=== SHORT EXERCISE A ===
Write out the records from the line containing "weight-date-2-cell: --- [409, 552, 579, 576]" through the line containing "participant-name-cell: Marina34 [0, 483, 243, 507]", reproducing each line without change.

=== DOCUMENT PASSAGE ===
What Does it Mean to “Raise the Bar” for Entry Into the Teaching Profession?

In a report last spring, Ashley LiBetti Mitchel and I wrote that there’s simply no magic cocktail of teacher preparation program requirements or personal characteristics that will guarantee someone becomes a great teacher.

Since we wrote that report, there’s been even more evidence showing the same thing. I like pictures, so I’m going to pull some key graphics to help illustrate one basic point: There’s really no definitive way to tell who’s going to be a good teacher before they start teaching.

First, there’s a lot of interest in “raising the bar” for the teaching profession. It’s not clear what this means exactly, but at root it implies that if we could somehow just recruit better people to become teachers, then “poof!” we’d have better teachers. “Better” can be defined in multiple ways, but 46 states and the District of Columbia use some form of the Praxis assessments to set a minimum bar for entry into the teaching profession. The “Praxis I” was a set of assessments focused on reading, writing, and mathematics content, and a 1999 analysis found its questions were roughly as difficult as what we ask of most high schoolers. The “Praxis II” encompasses a wide variety of subject-specific tests. The tests have been renamed, but most states still require teachers to pass the successors of the original Praxis tests.

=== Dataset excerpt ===

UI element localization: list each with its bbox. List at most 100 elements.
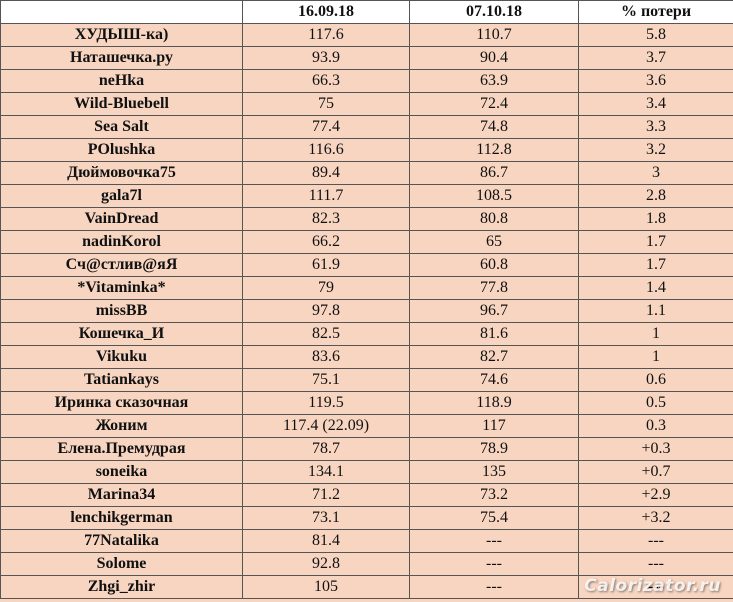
weight-date-2-cell: --- [409, 552, 579, 576]
header-name [0, 0, 243, 24]
table-row: Marina34 71.2 73.2 +2.9 [0, 483, 733, 507]
weight-date-2-cell: 63.9 [409, 69, 579, 93]
weight-date-2-cell: 118.9 [409, 391, 579, 415]
participant-name-cell: Иринка сказочная [0, 391, 243, 415]
weight-date-2-cell: 108.5 [409, 184, 579, 208]
loss-percent-cell: 3.3 [578, 115, 733, 139]
table-row: Solome 92.8 --- --- [0, 552, 733, 576]
weight-date-2-cell: 65 [409, 230, 579, 254]
participant-name-cell: missBB [0, 299, 243, 323]
table-row: lenchikgerman 73.1 75.4 +3.2 [0, 506, 733, 530]
weight-date-1-cell: 117.6 [242, 23, 410, 47]
table-row: Иринка сказочная 119.5 118.9 0.5 [0, 391, 733, 415]
loss-percent-cell: +0.7 [578, 460, 733, 484]
table-row: Наташечка.ру 93.9 90.4 3.7 [0, 46, 733, 70]
table-row: Tatiankays 75.1 74.6 0.6 [0, 368, 733, 392]
table-row: POlushka 116.6 112.8 3.2 [0, 138, 733, 162]
weight-date-1-cell: 83.6 [242, 345, 410, 369]
weight-date-1-cell: 71.2 [242, 483, 410, 507]
loss-percent-cell: 1.7 [578, 253, 733, 277]
loss-percent-cell: 5.8 [578, 23, 733, 47]
table-row: Vikuku 83.6 82.7 1 [0, 345, 733, 369]
participant-name-cell: Tatiankays [0, 368, 243, 392]
weight-date-1-cell: 78.7 [242, 437, 410, 461]
weight-date-2-cell: 86.7 [409, 161, 579, 185]
loss-percent-cell: +2.9 [578, 483, 733, 507]
weight-date-1-cell: 66.3 [242, 69, 410, 93]
table-row: ХУДЫШ-ка) 117.6 110.7 5.8 [0, 23, 733, 47]
weight-date-2-cell: 90.4 [409, 46, 579, 70]
weight-date-2-cell: 78.9 [409, 437, 579, 461]
weight-date-2-cell: 82.7 [409, 345, 579, 369]
participant-name-cell: VainDread [0, 207, 243, 231]
weight-date-1-cell: 119.5 [242, 391, 410, 415]
weight-date-2-cell: 75.4 [409, 506, 579, 530]
participant-name-cell: Marina34 [0, 483, 243, 507]
participant-name-cell: Жоним [0, 414, 243, 438]
loss-percent-cell: 3.7 [578, 46, 733, 70]
header-loss-percent: % потери [578, 0, 733, 24]
weight-date-1-cell: 105 [242, 575, 410, 599]
table-row: nadinKorol 66.2 65 1.7 [0, 230, 733, 254]
loss-percent-cell: --- [578, 575, 733, 599]
weight-date-1-cell: 89.4 [242, 161, 410, 185]
weight-date-1-cell: 134.1 [242, 460, 410, 484]
loss-percent-cell: +0.3 [578, 437, 733, 461]
weight-date-1-cell: 79 [242, 276, 410, 300]
loss-percent-cell: 3.2 [578, 138, 733, 162]
participant-name-cell: Кошечка_И [0, 322, 243, 346]
table-row: VainDread 82.3 80.8 1.8 [0, 207, 733, 231]
weight-date-2-cell: 81.6 [409, 322, 579, 346]
participant-name-cell: Vikuku [0, 345, 243, 369]
participant-name-cell: Solome [0, 552, 243, 576]
weight-date-1-cell: 97.8 [242, 299, 410, 323]
table-row: Жоним 117.4 (22.09) 117 0.3 [0, 414, 733, 438]
loss-percent-cell: 1.4 [578, 276, 733, 300]
participant-name-cell: POlushka [0, 138, 243, 162]
weight-date-2-cell: 112.8 [409, 138, 579, 162]
participant-name-cell: Wild-Bluebell [0, 92, 243, 116]
watermark-logo: Calorizator.ru [584, 576, 721, 596]
participant-name-cell: nadinKorol [0, 230, 243, 254]
loss-percent-cell: +3.2 [578, 506, 733, 530]
weight-date-1-cell: 75.1 [242, 368, 410, 392]
participant-name-cell: neHka [0, 69, 243, 93]
participant-name-cell: Zhgi_zhir [0, 575, 243, 599]
participant-name-cell: 77Natalika [0, 529, 243, 553]
header-date-1: 16.09.18 [242, 0, 410, 24]
participant-name-cell: lenchikgerman [0, 506, 243, 530]
weight-date-2-cell: 72.4 [409, 92, 579, 116]
participant-name-cell: Елена.Премудрая [0, 437, 243, 461]
weight-date-1-cell: 66.2 [242, 230, 410, 254]
participant-name-cell: soneika [0, 460, 243, 484]
table-row: *Vitaminka* 79 77.8 1.4 [0, 276, 733, 300]
weight-date-1-cell: 111.7 [242, 184, 410, 208]
loss-percent-cell: 1 [578, 345, 733, 369]
weight-date-1-cell: 82.3 [242, 207, 410, 231]
weight-date-1-cell: 93.9 [242, 46, 410, 70]
loss-percent-cell: 1.7 [578, 230, 733, 254]
table-row: Сч@стлив@яЯ 61.9 60.8 1.7 [0, 253, 733, 277]
header-row: 16.09.18 07.10.18 % потери [0, 0, 733, 24]
table-row: missBB 97.8 96.7 1.1 [0, 299, 733, 323]
loss-percent-cell: 0.6 [578, 368, 733, 392]
table-row: gala7l 111.7 108.5 2.8 [0, 184, 733, 208]
weight-date-2-cell: --- [409, 529, 579, 553]
weight-date-2-cell: 73.2 [409, 483, 579, 507]
table-row: Zhgi_zhir 105 --- --- [0, 575, 733, 599]
participant-name-cell: *Vitaminka* [0, 276, 243, 300]
loss-percent-cell: 1 [578, 322, 733, 346]
weight-date-1-cell: 75 [242, 92, 410, 116]
participant-name-cell: Сч@стлив@яЯ [0, 253, 243, 277]
participant-name-cell: ХУДЫШ-ка) [0, 23, 243, 47]
table-row: neHka 66.3 63.9 3.6 [0, 69, 733, 93]
participant-name-cell: Sea Salt [0, 115, 243, 139]
loss-percent-cell: 2.8 [578, 184, 733, 208]
weight-date-2-cell: 74.8 [409, 115, 579, 139]
weight-date-2-cell: 117 [409, 414, 579, 438]
loss-percent-cell: 3.6 [578, 69, 733, 93]
loss-percent-cell: --- [578, 552, 733, 576]
table-row: Дюймовочка75 89.4 86.7 3 [0, 161, 733, 185]
weight-date-1-cell: 81.4 [242, 529, 410, 553]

=== SHORT EXERCISE B ===
From the text on raising the bar for teachers, extract the stretch from "Since we wrote" through "they start teaching." word for word.

=== WORKED SOLUTION A ===
weight-date-2-cell: --- [409, 552, 579, 576]
header-name [0, 0, 243, 24]
table-row: Marina34 71.2 73.2 +2.9 [0, 483, 733, 507]
weight-date-2-cell: 63.9 [409, 69, 579, 93]
weight-date-2-cell: 118.9 [409, 391, 579, 415]
participant-name-cell: Иринка сказочная [0, 391, 243, 415]
weight-date-2-cell: 108.5 [409, 184, 579, 208]
loss-percent-cell: 3.3 [578, 115, 733, 139]
table-row: Solome 92.8 --- --- [0, 552, 733, 576]
weight-date-2-cell: 65 [409, 230, 579, 254]
participant-name-cell: missBB [0, 299, 243, 323]
table-row: lenchikgerman 73.1 75.4 +3.2 [0, 506, 733, 530]
weight-date-1-cell: 117.6 [242, 23, 410, 47]
table-row: Иринка сказочная 119.5 118.9 0.5 [0, 391, 733, 415]
loss-percent-cell: +0.7 [578, 460, 733, 484]
table-row: Наташечка.ру 93.9 90.4 3.7 [0, 46, 733, 70]
table-row: Tatiankays 75.1 74.6 0.6 [0, 368, 733, 392]
table-row: POlushka 116.6 112.8 3.2 [0, 138, 733, 162]
weight-date-1-cell: 83.6 [242, 345, 410, 369]
weight-date-1-cell: 71.2 [242, 483, 410, 507]
loss-percent-cell: 1.7 [578, 253, 733, 277]
loss-percent-cell: 5.8 [578, 23, 733, 47]
table-row: Vikuku 83.6 82.7 1 [0, 345, 733, 369]
participant-name-cell: Tatiankays [0, 368, 243, 392]
weight-date-1-cell: 78.7 [242, 437, 410, 461]
weight-date-2-cell: 86.7 [409, 161, 579, 185]
loss-percent-cell: +2.9 [578, 483, 733, 507]
weight-date-1-cell: 66.3 [242, 69, 410, 93]
table-row: ХУДЫШ-ка) 117.6 110.7 5.8 [0, 23, 733, 47]
weight-date-2-cell: 90.4 [409, 46, 579, 70]
weight-date-2-cell: 78.9 [409, 437, 579, 461]
weight-date-2-cell: 82.7 [409, 345, 579, 369]
participant-name-cell: VainDread [0, 207, 243, 231]
weight-date-1-cell: 119.5 [242, 391, 410, 415]
weight-date-2-cell: 75.4 [409, 506, 579, 530]
participant-name-cell: Marina34 [0, 483, 243, 507]

=== WORKED SOLUTION B ===
Since we wrote that report, there’s been even more evidence showing the same thing. I like pictures, so I’m going to pull some key graphics to help illustrate one basic point: There’s really no definitive way to tell who’s going to be a good teacher before they start teaching.